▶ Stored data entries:
##############################

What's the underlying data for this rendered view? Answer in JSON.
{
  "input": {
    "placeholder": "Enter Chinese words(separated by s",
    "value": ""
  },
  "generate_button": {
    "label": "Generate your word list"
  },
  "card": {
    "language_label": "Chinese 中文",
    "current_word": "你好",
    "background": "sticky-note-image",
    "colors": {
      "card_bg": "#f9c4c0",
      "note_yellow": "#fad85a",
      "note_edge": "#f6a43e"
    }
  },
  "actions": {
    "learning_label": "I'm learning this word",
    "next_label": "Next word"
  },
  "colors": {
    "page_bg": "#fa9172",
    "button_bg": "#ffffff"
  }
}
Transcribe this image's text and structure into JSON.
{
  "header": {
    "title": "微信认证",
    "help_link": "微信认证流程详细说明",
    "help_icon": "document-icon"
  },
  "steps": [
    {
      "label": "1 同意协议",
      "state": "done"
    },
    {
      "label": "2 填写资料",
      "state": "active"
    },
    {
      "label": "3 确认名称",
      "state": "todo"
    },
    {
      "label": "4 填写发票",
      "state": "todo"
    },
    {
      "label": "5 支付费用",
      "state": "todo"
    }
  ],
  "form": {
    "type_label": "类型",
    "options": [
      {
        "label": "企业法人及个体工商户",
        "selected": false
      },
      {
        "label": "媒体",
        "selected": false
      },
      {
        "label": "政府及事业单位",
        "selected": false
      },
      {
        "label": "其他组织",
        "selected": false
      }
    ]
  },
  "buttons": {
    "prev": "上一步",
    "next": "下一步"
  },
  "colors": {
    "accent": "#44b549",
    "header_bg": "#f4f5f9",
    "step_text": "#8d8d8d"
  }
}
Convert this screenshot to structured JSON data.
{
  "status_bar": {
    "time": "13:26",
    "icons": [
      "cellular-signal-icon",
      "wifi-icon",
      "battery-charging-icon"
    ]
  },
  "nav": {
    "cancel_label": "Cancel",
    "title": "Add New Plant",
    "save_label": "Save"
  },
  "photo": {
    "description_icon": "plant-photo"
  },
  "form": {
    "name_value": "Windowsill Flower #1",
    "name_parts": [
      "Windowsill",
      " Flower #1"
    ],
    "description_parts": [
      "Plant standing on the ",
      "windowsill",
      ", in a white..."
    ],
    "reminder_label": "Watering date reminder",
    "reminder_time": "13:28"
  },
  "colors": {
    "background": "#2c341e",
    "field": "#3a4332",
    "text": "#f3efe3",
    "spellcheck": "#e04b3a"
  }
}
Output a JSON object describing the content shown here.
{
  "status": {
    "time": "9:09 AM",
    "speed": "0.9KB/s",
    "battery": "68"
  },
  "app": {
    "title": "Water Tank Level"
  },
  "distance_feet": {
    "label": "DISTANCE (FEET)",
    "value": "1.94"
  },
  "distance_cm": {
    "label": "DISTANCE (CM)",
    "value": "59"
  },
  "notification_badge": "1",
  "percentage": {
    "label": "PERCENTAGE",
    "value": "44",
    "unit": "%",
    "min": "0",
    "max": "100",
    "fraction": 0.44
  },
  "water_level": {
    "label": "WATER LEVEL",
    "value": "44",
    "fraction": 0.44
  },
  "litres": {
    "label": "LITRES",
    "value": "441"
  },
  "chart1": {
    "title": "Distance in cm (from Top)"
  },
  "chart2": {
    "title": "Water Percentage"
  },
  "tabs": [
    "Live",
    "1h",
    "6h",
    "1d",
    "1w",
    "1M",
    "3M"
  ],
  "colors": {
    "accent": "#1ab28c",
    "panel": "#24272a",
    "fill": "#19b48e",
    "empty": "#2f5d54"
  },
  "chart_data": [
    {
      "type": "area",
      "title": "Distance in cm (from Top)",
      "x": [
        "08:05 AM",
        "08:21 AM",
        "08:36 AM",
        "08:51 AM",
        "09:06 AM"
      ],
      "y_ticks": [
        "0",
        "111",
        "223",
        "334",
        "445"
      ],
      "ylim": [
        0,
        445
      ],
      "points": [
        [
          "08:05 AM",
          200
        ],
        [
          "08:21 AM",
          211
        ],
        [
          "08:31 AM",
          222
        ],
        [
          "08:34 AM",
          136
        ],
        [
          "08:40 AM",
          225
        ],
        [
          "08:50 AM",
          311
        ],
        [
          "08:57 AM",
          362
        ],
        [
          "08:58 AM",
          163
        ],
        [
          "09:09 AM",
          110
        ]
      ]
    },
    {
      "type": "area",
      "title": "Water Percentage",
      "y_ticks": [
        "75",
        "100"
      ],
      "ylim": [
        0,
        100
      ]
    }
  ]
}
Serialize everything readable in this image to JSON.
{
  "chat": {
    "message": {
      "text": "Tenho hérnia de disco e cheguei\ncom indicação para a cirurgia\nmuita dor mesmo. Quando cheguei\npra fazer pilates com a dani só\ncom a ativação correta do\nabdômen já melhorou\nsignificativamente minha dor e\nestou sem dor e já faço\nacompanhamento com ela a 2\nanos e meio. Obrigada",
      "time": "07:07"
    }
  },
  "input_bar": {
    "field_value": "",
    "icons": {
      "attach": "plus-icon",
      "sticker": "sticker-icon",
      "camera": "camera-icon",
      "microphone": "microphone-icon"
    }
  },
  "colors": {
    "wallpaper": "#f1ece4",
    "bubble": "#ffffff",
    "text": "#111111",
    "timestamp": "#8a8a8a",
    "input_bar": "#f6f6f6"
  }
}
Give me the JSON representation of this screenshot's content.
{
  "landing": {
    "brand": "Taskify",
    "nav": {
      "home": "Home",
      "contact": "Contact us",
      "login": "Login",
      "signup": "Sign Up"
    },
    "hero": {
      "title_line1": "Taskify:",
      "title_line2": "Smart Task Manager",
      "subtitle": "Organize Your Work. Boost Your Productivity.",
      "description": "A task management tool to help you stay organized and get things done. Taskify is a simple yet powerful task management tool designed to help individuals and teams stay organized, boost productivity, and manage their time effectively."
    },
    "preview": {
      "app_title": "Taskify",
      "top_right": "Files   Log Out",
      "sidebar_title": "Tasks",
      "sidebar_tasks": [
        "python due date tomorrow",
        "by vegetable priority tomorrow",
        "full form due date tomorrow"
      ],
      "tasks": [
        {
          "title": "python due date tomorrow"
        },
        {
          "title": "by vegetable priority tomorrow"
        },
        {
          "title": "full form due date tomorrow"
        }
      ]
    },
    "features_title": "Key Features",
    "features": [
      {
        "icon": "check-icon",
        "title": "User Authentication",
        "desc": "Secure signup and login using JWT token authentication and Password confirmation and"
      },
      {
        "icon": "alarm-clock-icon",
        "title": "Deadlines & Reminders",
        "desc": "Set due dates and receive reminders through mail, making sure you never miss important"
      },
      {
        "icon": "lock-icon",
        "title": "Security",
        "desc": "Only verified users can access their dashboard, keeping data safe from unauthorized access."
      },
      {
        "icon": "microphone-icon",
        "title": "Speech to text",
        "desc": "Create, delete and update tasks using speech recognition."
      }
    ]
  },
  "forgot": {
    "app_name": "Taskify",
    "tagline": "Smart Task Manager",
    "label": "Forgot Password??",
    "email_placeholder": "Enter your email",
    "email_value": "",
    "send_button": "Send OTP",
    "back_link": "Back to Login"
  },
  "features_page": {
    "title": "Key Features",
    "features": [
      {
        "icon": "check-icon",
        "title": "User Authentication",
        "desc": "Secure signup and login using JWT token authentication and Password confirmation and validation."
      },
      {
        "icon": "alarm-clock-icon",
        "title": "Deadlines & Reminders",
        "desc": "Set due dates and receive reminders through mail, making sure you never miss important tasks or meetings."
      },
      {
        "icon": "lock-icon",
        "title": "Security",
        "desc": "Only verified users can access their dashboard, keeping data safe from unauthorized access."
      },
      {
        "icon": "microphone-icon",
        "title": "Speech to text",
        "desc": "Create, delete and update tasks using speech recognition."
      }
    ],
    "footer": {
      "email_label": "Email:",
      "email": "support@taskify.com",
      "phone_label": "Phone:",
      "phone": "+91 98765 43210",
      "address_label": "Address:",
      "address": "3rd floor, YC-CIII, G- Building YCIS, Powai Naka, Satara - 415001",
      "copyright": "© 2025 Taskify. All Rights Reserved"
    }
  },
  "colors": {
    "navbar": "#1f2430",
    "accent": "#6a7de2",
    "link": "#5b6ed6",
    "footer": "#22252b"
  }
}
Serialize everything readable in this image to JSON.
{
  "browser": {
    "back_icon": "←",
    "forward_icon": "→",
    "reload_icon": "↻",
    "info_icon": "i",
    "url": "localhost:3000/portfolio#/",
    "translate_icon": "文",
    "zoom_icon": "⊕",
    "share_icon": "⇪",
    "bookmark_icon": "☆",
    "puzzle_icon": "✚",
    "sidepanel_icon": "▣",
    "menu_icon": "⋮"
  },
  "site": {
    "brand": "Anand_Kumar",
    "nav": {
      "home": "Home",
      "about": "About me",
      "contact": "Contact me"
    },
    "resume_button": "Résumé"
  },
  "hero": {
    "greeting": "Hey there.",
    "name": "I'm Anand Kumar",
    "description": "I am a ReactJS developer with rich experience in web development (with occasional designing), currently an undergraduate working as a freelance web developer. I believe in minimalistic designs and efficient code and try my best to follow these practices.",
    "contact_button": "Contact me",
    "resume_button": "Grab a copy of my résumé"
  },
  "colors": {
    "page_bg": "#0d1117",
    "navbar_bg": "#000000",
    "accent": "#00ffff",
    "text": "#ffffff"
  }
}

##############################

Search the data above for the string "python" and return every line that has it.

        "python due date tomorrow",
          "title": "python due date tomorrow"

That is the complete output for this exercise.